**SET PROBLEM**
Wherever the string "Pair" appears, copy the whole line.

[Excerpt from a dataset]
▼
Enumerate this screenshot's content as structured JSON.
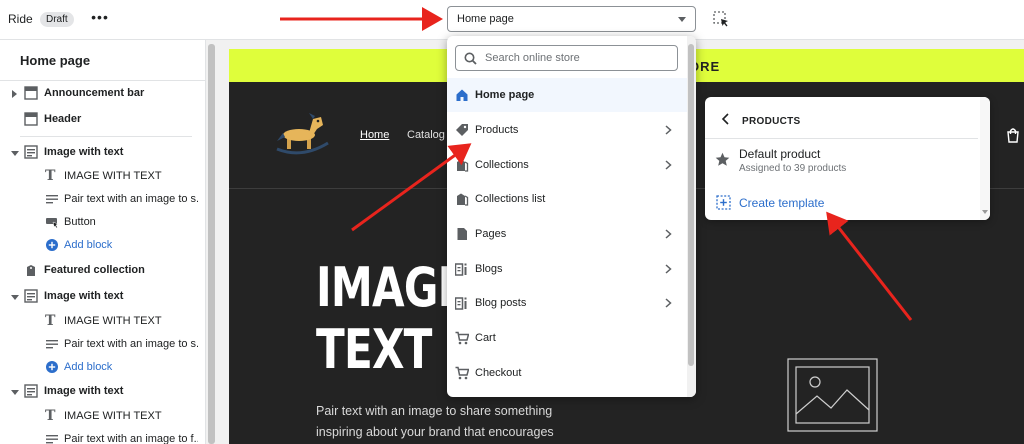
{
  "topbar": {
    "app_name": "Ride",
    "status_badge": "Draft",
    "more_label": "•••",
    "page_selector_value": "Home page"
  },
  "sidebar": {
    "title": "Home page",
    "rows": [
      {
        "label": "Announcement bar",
        "icon": "section-icon"
      },
      {
        "label": "Header",
        "icon": "section-icon"
      },
      {
        "label": "Image with text",
        "icon": "image-text-icon"
      },
      {
        "label": "IMAGE WITH TEXT",
        "icon": "text-icon"
      },
      {
        "label": "Pair text with an image to s...",
        "icon": "paragraph-icon"
      },
      {
        "label": "Button",
        "icon": "button-icon"
      },
      {
        "label": "Add block",
        "icon": "plus-circle-icon"
      },
      {
        "label": "Featured collection",
        "icon": "collection-icon"
      },
      {
        "label": "Image with text",
        "icon": "image-text-icon"
      },
      {
        "label": "IMAGE WITH TEXT",
        "icon": "text-icon"
      },
      {
        "label": "Pair text with an image to s...",
        "icon": "paragraph-icon"
      },
      {
        "label": "Add block",
        "icon": "plus-circle-icon"
      },
      {
        "label": "Image with text",
        "icon": "image-text-icon"
      },
      {
        "label": "IMAGE WITH TEXT",
        "icon": "text-icon"
      },
      {
        "label": "Pair text with an image to f...",
        "icon": "paragraph-icon"
      }
    ]
  },
  "dropdown": {
    "search_placeholder": "Search online store",
    "items": [
      {
        "label": "Home page",
        "icon": "home-icon",
        "submenu": false,
        "active": true
      },
      {
        "label": "Products",
        "icon": "tag-icon",
        "submenu": true
      },
      {
        "label": "Collections",
        "icon": "collection-icon",
        "submenu": true
      },
      {
        "label": "Collections list",
        "icon": "collection-icon",
        "submenu": false
      },
      {
        "label": "Pages",
        "icon": "page-icon",
        "submenu": true
      },
      {
        "label": "Blogs",
        "icon": "blog-icon",
        "submenu": true
      },
      {
        "label": "Blog posts",
        "icon": "blog-icon",
        "submenu": true
      },
      {
        "label": "Cart",
        "icon": "cart-icon",
        "submenu": false
      },
      {
        "label": "Checkout",
        "icon": "cart-icon",
        "submenu": false
      }
    ]
  },
  "popover": {
    "title": "PRODUCTS",
    "template_name": "Default product",
    "template_sub": "Assigned to 39 products",
    "create_label": "Create template"
  },
  "preview": {
    "announcement": "ORE",
    "nav_home": "Home",
    "nav_catalog": "Catalog",
    "hero_line1": "IMAGE",
    "hero_line2": "TEXT",
    "hero_copy_1": "Pair text with an image to share something",
    "hero_copy_2": "inspiring about your brand that encourages"
  },
  "colors": {
    "accent": "#2c6ecb",
    "announcement_bg": "#dffe3b",
    "preview_bg": "#232323",
    "annotation_arrow": "#e8241d"
  }
}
▲
**OUTPUT FOR THIS EXERCISE**
        "label": "Pair text with an image to s...",
        "label": "Pair text with an image to s...",
        "label": "Pair text with an image to f...",
    "hero_copy_1": "Pair text with an image to share something",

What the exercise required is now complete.